--- Work instructions ---
Whenever a line below holds the word "Bridged", copy that line.

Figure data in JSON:
+++

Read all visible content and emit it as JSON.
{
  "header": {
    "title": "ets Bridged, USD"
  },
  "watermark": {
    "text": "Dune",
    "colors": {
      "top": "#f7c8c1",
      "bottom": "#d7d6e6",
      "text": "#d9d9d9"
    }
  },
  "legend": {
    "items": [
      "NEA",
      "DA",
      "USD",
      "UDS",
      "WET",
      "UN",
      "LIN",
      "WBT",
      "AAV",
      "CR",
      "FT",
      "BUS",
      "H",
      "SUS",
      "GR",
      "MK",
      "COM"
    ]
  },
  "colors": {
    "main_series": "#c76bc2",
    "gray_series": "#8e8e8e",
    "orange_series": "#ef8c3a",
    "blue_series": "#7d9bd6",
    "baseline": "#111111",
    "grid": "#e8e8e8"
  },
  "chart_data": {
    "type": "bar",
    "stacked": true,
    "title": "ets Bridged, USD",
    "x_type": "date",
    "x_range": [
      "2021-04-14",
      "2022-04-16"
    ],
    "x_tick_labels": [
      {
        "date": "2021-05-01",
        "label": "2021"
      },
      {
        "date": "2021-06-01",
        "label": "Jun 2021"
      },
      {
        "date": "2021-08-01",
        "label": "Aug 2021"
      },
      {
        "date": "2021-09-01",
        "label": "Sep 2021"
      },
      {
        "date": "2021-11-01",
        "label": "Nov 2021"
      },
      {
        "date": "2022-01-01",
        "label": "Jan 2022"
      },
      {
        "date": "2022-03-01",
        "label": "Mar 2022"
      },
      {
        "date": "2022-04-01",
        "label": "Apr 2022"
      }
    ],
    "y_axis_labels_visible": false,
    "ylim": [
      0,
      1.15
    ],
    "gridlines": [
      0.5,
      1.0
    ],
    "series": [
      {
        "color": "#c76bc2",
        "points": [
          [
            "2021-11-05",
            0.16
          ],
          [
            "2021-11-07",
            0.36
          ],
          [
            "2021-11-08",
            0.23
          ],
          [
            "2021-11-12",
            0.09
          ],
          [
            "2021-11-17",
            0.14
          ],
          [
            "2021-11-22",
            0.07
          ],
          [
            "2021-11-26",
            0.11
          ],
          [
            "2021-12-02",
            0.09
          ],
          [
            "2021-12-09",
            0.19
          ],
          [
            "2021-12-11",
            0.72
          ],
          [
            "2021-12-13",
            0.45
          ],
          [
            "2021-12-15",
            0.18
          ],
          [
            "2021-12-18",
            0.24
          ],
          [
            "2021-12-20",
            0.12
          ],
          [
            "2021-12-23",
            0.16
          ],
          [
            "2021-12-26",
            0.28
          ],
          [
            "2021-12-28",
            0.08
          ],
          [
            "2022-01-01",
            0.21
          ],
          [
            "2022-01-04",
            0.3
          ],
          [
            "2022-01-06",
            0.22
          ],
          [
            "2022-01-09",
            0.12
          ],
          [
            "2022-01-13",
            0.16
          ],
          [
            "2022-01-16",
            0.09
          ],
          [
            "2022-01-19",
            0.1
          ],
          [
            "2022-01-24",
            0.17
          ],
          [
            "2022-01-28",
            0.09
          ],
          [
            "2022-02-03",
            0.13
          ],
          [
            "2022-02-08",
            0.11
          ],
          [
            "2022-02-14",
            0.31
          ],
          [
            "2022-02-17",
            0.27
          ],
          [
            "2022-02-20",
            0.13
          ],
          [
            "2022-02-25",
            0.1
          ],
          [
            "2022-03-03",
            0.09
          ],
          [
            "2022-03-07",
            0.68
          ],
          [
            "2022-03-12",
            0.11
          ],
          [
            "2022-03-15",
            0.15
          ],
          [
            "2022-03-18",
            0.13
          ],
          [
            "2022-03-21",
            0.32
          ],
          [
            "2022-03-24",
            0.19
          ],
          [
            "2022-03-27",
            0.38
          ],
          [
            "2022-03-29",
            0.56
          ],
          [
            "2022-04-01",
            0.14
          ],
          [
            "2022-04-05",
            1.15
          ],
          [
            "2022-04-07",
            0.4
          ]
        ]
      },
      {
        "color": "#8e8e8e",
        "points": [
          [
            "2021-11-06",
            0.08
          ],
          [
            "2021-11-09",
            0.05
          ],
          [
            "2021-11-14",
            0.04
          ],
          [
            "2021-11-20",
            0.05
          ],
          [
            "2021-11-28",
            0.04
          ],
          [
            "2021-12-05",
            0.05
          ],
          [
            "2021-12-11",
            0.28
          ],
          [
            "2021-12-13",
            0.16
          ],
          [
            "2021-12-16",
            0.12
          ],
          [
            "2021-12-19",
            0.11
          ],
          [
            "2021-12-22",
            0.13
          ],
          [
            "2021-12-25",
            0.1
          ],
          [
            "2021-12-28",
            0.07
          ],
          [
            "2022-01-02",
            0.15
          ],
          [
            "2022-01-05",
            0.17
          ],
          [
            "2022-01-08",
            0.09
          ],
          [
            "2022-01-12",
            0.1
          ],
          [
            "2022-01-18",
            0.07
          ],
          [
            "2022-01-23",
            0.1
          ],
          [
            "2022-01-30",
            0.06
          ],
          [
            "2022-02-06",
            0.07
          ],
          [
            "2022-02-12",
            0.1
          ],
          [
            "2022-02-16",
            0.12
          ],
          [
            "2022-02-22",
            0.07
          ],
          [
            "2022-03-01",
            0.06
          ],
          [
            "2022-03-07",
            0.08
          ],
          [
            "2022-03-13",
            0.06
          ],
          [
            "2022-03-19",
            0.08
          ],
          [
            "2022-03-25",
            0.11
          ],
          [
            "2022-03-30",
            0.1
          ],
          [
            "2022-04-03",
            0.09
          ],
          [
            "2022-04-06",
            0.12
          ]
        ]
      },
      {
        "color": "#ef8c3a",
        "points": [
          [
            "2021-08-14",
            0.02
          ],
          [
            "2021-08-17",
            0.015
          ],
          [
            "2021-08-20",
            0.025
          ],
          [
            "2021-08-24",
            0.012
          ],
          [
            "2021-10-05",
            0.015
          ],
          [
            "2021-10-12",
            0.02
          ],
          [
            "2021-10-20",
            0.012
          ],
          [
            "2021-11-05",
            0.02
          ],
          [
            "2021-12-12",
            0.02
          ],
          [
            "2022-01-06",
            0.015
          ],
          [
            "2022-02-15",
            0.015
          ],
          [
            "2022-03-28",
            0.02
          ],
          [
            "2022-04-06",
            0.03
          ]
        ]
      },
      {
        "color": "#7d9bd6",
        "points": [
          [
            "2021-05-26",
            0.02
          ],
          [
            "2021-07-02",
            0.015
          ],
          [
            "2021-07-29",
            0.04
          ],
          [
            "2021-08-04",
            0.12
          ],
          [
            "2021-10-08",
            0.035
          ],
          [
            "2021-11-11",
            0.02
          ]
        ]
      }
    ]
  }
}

+++

--- Result of the exercise ---
    "title": "ets Bridged, USD"
    "title": "ets Bridged, USD",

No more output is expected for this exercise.